> Task:
Quote the records that follow in full, leaving the pictures out.

> Given data:
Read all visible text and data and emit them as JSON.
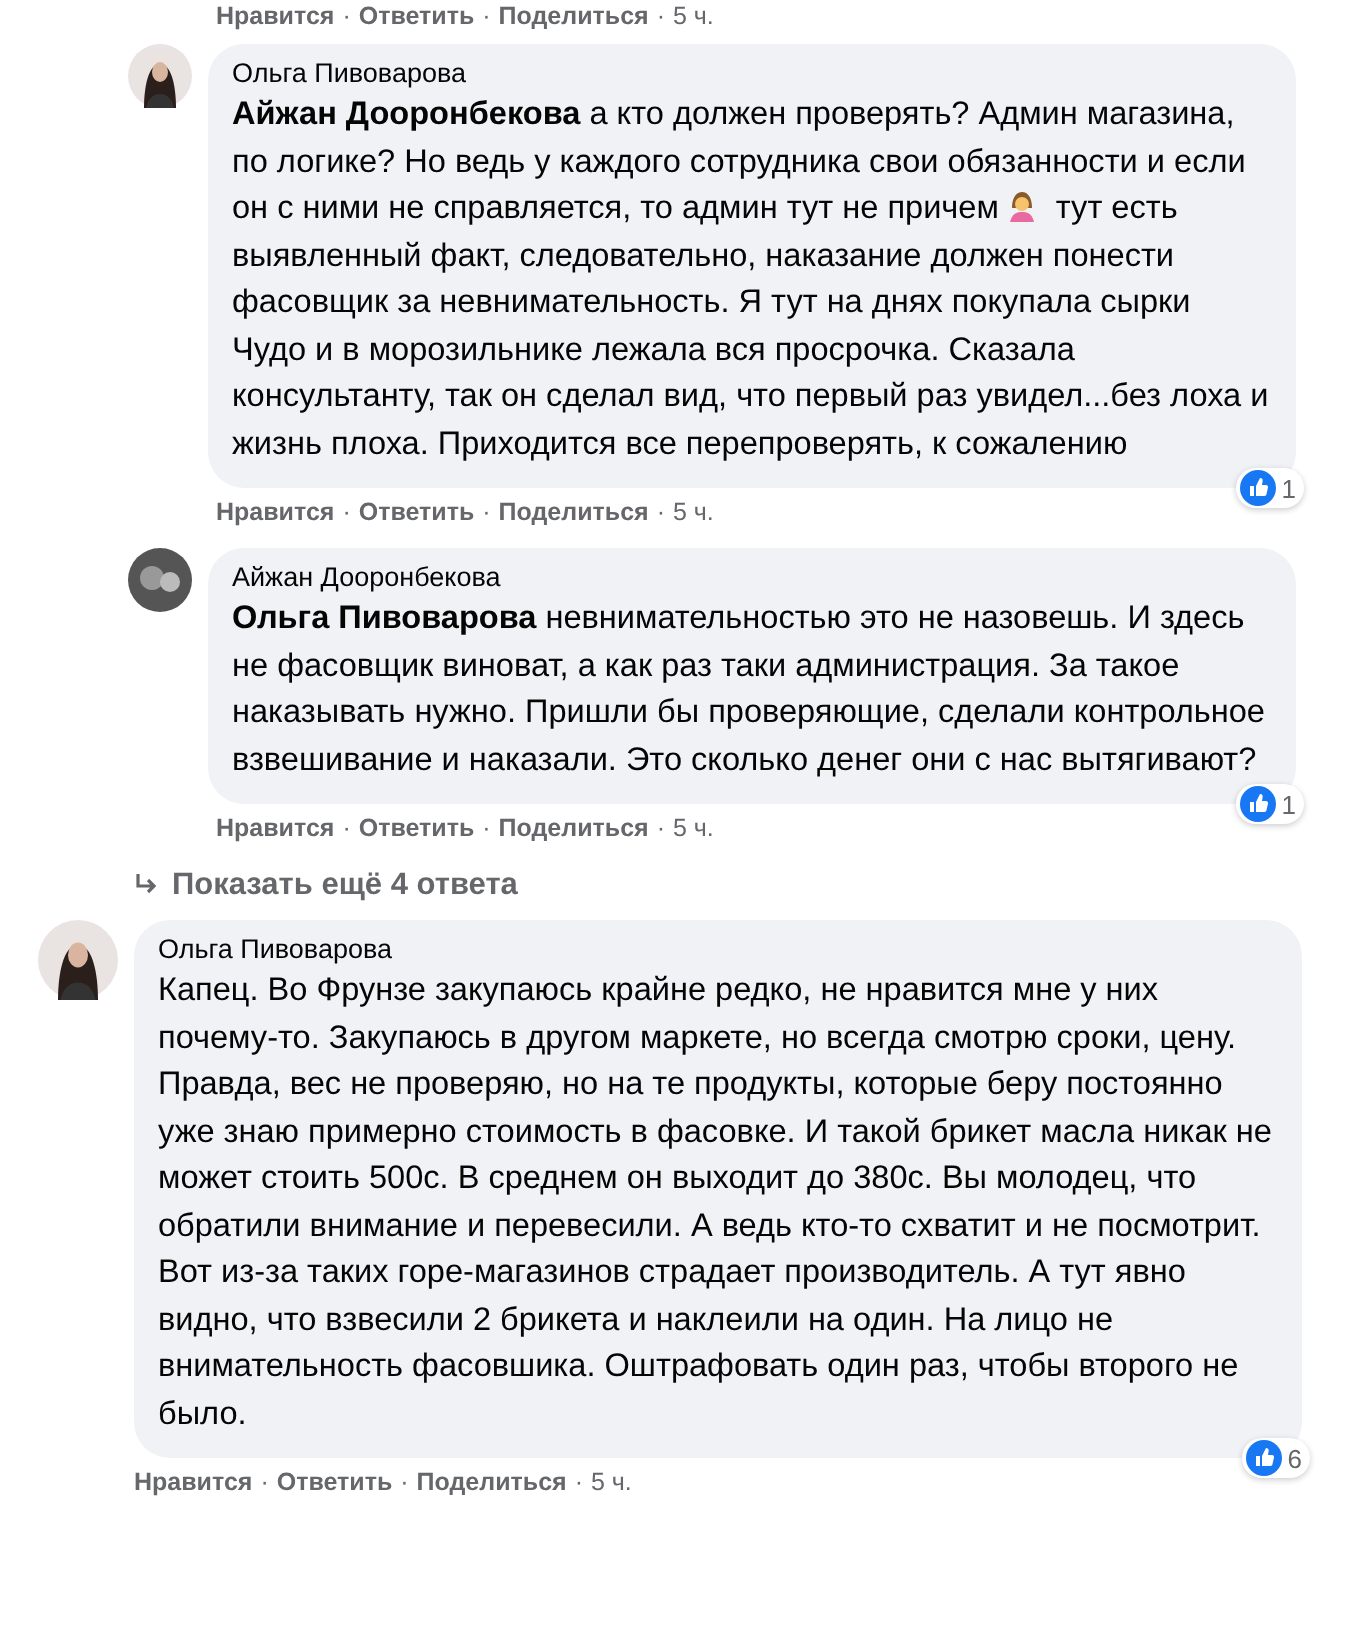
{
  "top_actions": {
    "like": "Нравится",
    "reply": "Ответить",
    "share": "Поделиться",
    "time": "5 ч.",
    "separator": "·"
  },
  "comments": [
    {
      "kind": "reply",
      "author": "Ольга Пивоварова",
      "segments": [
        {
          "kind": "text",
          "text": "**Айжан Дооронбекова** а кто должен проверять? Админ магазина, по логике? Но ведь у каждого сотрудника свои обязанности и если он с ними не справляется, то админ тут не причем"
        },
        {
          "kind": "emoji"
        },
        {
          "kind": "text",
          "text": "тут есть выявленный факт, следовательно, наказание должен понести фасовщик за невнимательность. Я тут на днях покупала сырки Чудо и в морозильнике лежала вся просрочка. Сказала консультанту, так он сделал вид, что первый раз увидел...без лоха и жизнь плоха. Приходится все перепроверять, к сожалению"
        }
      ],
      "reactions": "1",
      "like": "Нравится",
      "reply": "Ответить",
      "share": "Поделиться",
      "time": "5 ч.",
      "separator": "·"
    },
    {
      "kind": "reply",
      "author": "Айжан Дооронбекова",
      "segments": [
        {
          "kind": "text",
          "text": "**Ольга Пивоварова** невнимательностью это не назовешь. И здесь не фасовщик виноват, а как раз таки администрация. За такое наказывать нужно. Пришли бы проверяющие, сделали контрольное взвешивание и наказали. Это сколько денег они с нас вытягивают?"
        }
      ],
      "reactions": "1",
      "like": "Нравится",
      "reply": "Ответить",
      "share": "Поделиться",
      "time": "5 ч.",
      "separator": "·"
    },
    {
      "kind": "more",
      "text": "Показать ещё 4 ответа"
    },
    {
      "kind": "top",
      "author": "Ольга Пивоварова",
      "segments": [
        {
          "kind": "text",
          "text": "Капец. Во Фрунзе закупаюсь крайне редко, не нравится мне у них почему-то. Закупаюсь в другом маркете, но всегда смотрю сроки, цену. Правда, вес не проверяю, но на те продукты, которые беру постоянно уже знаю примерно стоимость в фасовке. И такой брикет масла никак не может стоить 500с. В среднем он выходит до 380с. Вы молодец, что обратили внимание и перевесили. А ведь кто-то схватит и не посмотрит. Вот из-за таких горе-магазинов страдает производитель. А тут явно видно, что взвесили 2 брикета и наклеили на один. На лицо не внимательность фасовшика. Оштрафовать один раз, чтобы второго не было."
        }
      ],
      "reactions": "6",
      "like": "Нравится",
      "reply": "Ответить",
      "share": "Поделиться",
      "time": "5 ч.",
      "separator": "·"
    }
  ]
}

> Answer for this exercise:
Read all visible text and data and emit them as JSON.
{
  "top_actions": {
    "like": "Нравится",
    "reply": "Ответить",
    "share": "Поделиться",
    "time": "5 ч.",
    "separator": "·"
  },
  "comments": [
    {
      "kind": "reply",
      "author": "Ольга Пивоварова",
      "segments": [
        {
          "kind": "text",
          "text": "**Айжан Дооронбекова** а кто должен проверять? Админ магазина, по логике? Но ведь у каждого сотрудника свои обязанности и если он с ними не справляется, то админ тут не причем"
        },
        {
          "kind": "emoji"
        },
        {
          "kind": "text",
          "text": "тут есть выявленный факт, следовательно, наказание должен понести фасовщик за невнимательность. Я тут на днях покупала сырки Чудо и в морозильнике лежала вся просрочка. Сказала консультанту, так он сделал вид, что первый раз увидел...без лоха и жизнь плоха. Приходится все перепроверять, к сожалению"
        }
      ],
      "reactions": "1",
      "like": "Нравится",
      "reply": "Ответить",
      "share": "Поделиться",
      "time": "5 ч.",
      "separator": "·"
    },
    {
      "kind": "reply",
      "author": "Айжан Дооронбекова",
      "segments": [
        {
          "kind": "text",
          "text": "**Ольга Пивоварова** невнимательностью это не назовешь. И здесь не фасовщик виноват, а как раз таки администрация. За такое наказывать нужно. Пришли бы проверяющие, сделали контрольное взвешивание и наказали. Это сколько денег они с нас вытягивают?"
        }
      ],
      "reactions": "1",
      "like": "Нравится",
      "reply": "Ответить",
      "share": "Поделиться",
      "time": "5 ч.",
      "separator": "·"
    },
    {
      "kind": "more",
      "text": "Показать ещё 4 ответа"
    },
    {
      "kind": "top",
      "author": "Ольга Пивоварова",
      "segments": [
        {
          "kind": "text",
          "text": "Капец. Во Фрунзе закупаюсь крайне редко, не нравится мне у них почему-то. Закупаюсь в другом маркете, но всегда смотрю сроки, цену. Правда, вес не проверяю, но на те продукты, которые беру постоянно уже знаю примерно стоимость в фасовке. И такой брикет масла никак не может стоить 500с. В среднем он выходит до 380с. Вы молодец, что обратили внимание и перевесили. А ведь кто-то схватит и не посмотрит. Вот из-за таких горе-магазинов страдает производитель. А тут явно видно, что взвесили 2 брикета и наклеили на один. На лицо не внимательность фасовшика. Оштрафовать один раз, чтобы второго не было."
        }
      ],
      "reactions": "6",
      "like": "Нравится",
      "reply": "Ответить",
      "share": "Поделиться",
      "time": "5 ч.",
      "separator": "·"
    }
  ]
}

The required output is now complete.